= EXTRACTED INFORMATION =
────────────────────
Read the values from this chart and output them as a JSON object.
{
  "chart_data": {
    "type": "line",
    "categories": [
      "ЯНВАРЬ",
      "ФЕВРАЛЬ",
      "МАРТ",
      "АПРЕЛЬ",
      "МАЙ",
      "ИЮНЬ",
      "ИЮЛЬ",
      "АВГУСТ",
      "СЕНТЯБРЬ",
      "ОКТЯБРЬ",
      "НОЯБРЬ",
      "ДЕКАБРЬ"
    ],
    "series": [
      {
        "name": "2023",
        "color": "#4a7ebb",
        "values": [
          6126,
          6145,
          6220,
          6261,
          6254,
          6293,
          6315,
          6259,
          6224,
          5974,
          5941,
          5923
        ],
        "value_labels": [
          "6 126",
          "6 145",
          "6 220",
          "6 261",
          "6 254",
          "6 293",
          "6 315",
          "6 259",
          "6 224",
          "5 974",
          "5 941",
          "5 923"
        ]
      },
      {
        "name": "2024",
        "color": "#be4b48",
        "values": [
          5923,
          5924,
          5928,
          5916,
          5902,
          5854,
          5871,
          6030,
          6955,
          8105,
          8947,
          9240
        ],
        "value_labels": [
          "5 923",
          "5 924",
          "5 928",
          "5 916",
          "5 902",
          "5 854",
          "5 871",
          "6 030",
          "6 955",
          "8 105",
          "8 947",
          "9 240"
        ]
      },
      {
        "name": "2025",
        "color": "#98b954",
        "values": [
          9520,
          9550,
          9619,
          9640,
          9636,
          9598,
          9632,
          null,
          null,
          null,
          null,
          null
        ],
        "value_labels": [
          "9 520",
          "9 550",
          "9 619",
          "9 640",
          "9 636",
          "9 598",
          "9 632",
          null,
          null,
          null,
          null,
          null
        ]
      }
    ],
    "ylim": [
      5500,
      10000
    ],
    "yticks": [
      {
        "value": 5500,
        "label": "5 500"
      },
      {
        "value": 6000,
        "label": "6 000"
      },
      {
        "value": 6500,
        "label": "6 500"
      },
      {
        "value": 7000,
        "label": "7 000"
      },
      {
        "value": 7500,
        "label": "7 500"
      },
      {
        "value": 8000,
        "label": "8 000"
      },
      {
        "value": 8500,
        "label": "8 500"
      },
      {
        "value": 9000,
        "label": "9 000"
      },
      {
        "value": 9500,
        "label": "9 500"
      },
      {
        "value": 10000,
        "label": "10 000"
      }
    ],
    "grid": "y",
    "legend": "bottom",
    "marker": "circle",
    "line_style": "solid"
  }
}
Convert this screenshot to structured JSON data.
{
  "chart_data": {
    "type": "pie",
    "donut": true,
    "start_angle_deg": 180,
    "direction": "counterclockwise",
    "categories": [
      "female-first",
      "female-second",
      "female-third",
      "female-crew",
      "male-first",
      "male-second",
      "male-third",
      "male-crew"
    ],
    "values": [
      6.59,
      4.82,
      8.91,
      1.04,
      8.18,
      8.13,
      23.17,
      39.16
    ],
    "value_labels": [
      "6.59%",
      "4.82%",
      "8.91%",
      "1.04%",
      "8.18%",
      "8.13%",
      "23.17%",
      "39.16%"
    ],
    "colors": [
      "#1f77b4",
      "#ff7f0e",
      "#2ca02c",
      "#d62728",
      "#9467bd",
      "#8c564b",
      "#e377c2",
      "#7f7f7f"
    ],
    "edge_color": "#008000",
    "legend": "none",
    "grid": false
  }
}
────────────────────
= SHORT TASK =
From the line that contains "Convert this screenshot" to the last line of the material above, repeat every line exactly, keeping both the first and the last.

= RIGHT ANSWER =
Convert this screenshot to structured JSON data.
{
  "chart_data": {
    "type": "pie",
    "donut": true,
    "start_angle_deg": 180,
    "direction": "counterclockwise",
    "categories": [
      "female-first",
      "female-second",
      "female-third",
      "female-crew",
      "male-first",
      "male-second",
      "male-third",
      "male-crew"
    ],
    "values": [
      6.59,
      4.82,
      8.91,
      1.04,
      8.18,
      8.13,
      23.17,
      39.16
    ],
    "value_labels": [
      "6.59%",
      "4.82%",
      "8.91%",
      "1.04%",
      "8.18%",
      "8.13%",
      "23.17%",
      "39.16%"
    ],
    "colors": [
      "#1f77b4",
      "#ff7f0e",
      "#2ca02c",
      "#d62728",
      "#9467bd",
      "#8c564b",
      "#e377c2",
      "#7f7f7f"
    ],
    "edge_color": "#008000",
    "legend": "none",
    "grid": false
  }
}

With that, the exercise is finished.